##### EXTRACTED INFORMATION
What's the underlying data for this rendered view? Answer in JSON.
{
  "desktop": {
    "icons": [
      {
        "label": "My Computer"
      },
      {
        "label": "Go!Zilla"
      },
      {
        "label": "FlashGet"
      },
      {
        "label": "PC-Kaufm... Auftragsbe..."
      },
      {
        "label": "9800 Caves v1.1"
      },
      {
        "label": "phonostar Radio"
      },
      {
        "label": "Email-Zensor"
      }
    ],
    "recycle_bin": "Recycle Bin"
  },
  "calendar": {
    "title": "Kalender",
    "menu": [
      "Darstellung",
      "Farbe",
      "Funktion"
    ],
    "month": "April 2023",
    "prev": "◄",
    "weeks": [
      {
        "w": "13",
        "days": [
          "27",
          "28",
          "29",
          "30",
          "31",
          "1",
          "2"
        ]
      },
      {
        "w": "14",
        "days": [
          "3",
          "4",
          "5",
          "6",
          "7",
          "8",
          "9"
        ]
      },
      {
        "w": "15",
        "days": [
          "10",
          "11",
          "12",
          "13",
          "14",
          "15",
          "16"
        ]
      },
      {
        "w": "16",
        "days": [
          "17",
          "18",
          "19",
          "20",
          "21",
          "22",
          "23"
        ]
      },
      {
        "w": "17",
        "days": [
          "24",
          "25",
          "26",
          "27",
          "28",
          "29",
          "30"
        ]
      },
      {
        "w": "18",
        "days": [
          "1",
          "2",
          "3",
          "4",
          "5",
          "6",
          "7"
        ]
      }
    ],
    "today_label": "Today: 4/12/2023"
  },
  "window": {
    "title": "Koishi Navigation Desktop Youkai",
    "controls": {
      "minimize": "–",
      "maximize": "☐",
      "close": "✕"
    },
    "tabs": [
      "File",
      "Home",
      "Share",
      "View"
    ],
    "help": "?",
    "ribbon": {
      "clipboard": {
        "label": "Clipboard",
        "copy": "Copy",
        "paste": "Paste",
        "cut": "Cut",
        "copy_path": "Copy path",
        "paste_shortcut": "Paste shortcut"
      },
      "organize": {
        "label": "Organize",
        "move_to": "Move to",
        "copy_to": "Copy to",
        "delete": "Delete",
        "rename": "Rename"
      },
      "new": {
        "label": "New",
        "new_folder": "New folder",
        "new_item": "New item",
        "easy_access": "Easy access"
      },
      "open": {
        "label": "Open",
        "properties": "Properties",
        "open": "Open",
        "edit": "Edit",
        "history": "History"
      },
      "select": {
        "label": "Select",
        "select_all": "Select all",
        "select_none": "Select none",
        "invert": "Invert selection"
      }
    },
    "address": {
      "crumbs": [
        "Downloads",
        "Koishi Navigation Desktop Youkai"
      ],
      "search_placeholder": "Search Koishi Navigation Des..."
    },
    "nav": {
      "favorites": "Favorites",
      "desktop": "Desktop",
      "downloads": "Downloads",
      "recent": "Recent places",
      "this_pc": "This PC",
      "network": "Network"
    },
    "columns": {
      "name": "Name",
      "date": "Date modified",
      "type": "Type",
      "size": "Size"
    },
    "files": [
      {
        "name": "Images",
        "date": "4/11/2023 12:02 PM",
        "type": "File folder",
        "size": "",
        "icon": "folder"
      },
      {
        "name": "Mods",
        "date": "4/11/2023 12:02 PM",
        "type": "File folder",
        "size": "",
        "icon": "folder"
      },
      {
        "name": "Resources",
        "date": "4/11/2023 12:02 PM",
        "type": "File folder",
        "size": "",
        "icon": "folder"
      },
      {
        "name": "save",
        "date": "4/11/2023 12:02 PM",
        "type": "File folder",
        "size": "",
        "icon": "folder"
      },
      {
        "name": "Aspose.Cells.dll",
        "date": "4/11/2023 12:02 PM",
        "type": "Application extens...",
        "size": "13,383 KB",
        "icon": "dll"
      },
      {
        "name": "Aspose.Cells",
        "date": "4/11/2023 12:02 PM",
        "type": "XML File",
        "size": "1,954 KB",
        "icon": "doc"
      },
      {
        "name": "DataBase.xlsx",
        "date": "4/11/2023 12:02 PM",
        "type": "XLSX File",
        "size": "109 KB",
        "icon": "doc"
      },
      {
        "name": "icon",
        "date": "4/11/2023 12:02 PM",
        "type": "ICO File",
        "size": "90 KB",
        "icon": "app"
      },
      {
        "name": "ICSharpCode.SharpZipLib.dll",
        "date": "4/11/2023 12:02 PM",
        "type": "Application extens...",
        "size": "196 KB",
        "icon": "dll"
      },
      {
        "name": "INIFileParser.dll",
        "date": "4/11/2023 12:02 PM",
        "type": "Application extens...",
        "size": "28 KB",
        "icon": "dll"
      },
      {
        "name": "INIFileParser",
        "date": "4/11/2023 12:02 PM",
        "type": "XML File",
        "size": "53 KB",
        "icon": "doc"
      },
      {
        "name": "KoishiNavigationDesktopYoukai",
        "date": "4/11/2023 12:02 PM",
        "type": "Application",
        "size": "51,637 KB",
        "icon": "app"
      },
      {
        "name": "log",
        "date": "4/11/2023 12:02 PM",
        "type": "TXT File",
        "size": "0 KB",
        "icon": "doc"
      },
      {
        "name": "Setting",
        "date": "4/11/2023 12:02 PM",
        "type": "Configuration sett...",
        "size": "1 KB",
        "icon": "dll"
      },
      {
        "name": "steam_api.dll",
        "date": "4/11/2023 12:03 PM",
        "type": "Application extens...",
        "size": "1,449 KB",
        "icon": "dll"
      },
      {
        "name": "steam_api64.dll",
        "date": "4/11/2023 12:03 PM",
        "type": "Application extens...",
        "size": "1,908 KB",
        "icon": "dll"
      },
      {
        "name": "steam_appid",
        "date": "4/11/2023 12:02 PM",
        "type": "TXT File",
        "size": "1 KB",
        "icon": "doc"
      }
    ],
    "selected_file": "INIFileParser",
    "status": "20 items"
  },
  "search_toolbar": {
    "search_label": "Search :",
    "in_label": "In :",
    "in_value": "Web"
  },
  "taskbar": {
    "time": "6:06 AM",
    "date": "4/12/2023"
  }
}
##########
# TASK DESCRIPTION
Could you reproduce every record above exactly as it appears?

# ANSWER TO THIS TASK
What's the underlying data for this rendered view? Answer in JSON.
{
  "desktop": {
    "icons": [
      {
        "label": "My Computer"
      },
      {
        "label": "Go!Zilla"
      },
      {
        "label": "FlashGet"
      },
      {
        "label": "PC-Kaufm... Auftragsbe..."
      },
      {
        "label": "9800 Caves v1.1"
      },
      {
        "label": "phonostar Radio"
      },
      {
        "label": "Email-Zensor"
      }
    ],
    "recycle_bin": "Recycle Bin"
  },
  "calendar": {
    "title": "Kalender",
    "menu": [
      "Darstellung",
      "Farbe",
      "Funktion"
    ],
    "month": "April 2023",
    "prev": "◄",
    "weeks": [
      {
        "w": "13",
        "days": [
          "27",
          "28",
          "29",
          "30",
          "31",
          "1",
          "2"
        ]
      },
      {
        "w": "14",
        "days": [
          "3",
          "4",
          "5",
          "6",
          "7",
          "8",
          "9"
        ]
      },
      {
        "w": "15",
        "days": [
          "10",
          "11",
          "12",
          "13",
          "14",
          "15",
          "16"
        ]
      },
      {
        "w": "16",
        "days": [
          "17",
          "18",
          "19",
          "20",
          "21",
          "22",
          "23"
        ]
      },
      {
        "w": "17",
        "days": [
          "24",
          "25",
          "26",
          "27",
          "28",
          "29",
          "30"
        ]
      },
      {
        "w": "18",
        "days": [
          "1",
          "2",
          "3",
          "4",
          "5",
          "6",
          "7"
        ]
      }
    ],
    "today_label": "Today: 4/12/2023"
  },
  "window": {
    "title": "Koishi Navigation Desktop Youkai",
    "controls": {
      "minimize": "–",
      "maximize": "☐",
      "close": "✕"
    },
    "tabs": [
      "File",
      "Home",
      "Share",
      "View"
    ],
    "help": "?",
    "ribbon": {
      "clipboard": {
        "label": "Clipboard",
        "copy": "Copy",
        "paste": "Paste",
        "cut": "Cut",
        "copy_path": "Copy path",
        "paste_shortcut": "Paste shortcut"
      },
      "organize": {
        "label": "Organize",
        "move_to": "Move to",
        "copy_to": "Copy to",
        "delete": "Delete",
        "rename": "Rename"
      },
      "new": {
        "label": "New",
        "new_folder": "New folder",
        "new_item": "New item",
        "easy_access": "Easy access"
      },
      "open": {
        "label": "Open",
        "properties": "Properties",
        "open": "Open",
        "edit": "Edit",
        "history": "History"
      },
      "select": {
        "label": "Select",
        "select_all": "Select all",
        "select_none": "Select none",
        "invert": "Invert selection"
      }
    },
    "address": {
      "crumbs": [
        "Downloads",
        "Koishi Navigation Desktop Youkai"
      ],
      "search_placeholder": "Search Koishi Navigation Des..."
    },
    "nav": {
      "favorites": "Favorites",
      "desktop": "Desktop",
      "downloads": "Downloads",
      "recent": "Recent places",
      "this_pc": "This PC",
      "network": "Network"
    },
    "columns": {
      "name": "Name",
      "date": "Date modified",
      "type": "Type",
      "size": "Size"
    },
    "files": [
      {
        "name": "Images",
        "date": "4/11/2023 12:02 PM",
        "type": "File folder",
        "size": "",
        "icon": "folder"
      },
      {
        "name": "Mods",
        "date": "4/11/2023 12:02 PM",
        "type": "File folder",
        "size": "",
        "icon": "folder"
      },
      {
        "name": "Resources",
        "date": "4/11/2023 12:02 PM",
        "type": "File folder",
        "size": "",
        "icon": "folder"
      },
      {
        "name": "save",
        "date": "4/11/2023 12:02 PM",
        "type": "File folder",
        "size": "",
        "icon": "folder"
      },
      {
        "name": "Aspose.Cells.dll",
        "date": "4/11/2023 12:02 PM",
        "type": "Application extens...",
        "size": "13,383 KB",
        "icon": "dll"
      },
      {
        "name": "Aspose.Cells",
        "date": "4/11/2023 12:02 PM",
        "type": "XML File",
        "size": "1,954 KB",
        "icon": "doc"
      },
      {
        "name": "DataBase.xlsx",
        "date": "4/11/2023 12:02 PM",
        "type": "XLSX File",
        "size": "109 KB",
        "icon": "doc"
      },
      {
        "name": "icon",
        "date": "4/11/2023 12:02 PM",
        "type": "ICO File",
        "size": "90 KB",
        "icon": "app"
      },
      {
        "name": "ICSharpCode.SharpZipLib.dll",
        "date": "4/11/2023 12:02 PM",
        "type": "Application extens...",
        "size": "196 KB",
        "icon": "dll"
      },
      {
        "name": "INIFileParser.dll",
        "date": "4/11/2023 12:02 PM",
        "type": "Application extens...",
        "size": "28 KB",
        "icon": "dll"
      },
      {
        "name": "INIFileParser",
        "date": "4/11/2023 12:02 PM",
        "type": "XML File",
        "size": "53 KB",
        "icon": "doc"
      },
      {
        "name": "KoishiNavigationDesktopYoukai",
        "date": "4/11/2023 12:02 PM",
        "type": "Application",
        "size": "51,637 KB",
        "icon": "app"
      },
      {
        "name": "log",
        "date": "4/11/2023 12:02 PM",
        "type": "TXT File",
        "size": "0 KB",
        "icon": "doc"
      },
      {
        "name": "Setting",
        "date": "4/11/2023 12:02 PM",
        "type": "Configuration sett...",
        "size": "1 KB",
        "icon": "dll"
      },
      {
        "name": "steam_api.dll",
        "date": "4/11/2023 12:03 PM",
        "type": "Application extens...",
        "size": "1,449 KB",
        "icon": "dll"
      },
      {
        "name": "steam_api64.dll",
        "date": "4/11/2023 12:03 PM",
        "type": "Application extens...",
        "size": "1,908 KB",
        "icon": "dll"
      },
      {
        "name": "steam_appid",
        "date": "4/11/2023 12:02 PM",
        "type": "TXT File",
        "size": "1 KB",
        "icon": "doc"
      }
    ],
    "selected_file": "INIFileParser",
    "status": "20 items"
  },
  "search_toolbar": {
    "search_label": "Search :",
    "in_label": "In :",
    "in_value": "Web"
  },
  "taskbar": {
    "time": "6:06 AM",
    "date": "4/12/2023"
  }
}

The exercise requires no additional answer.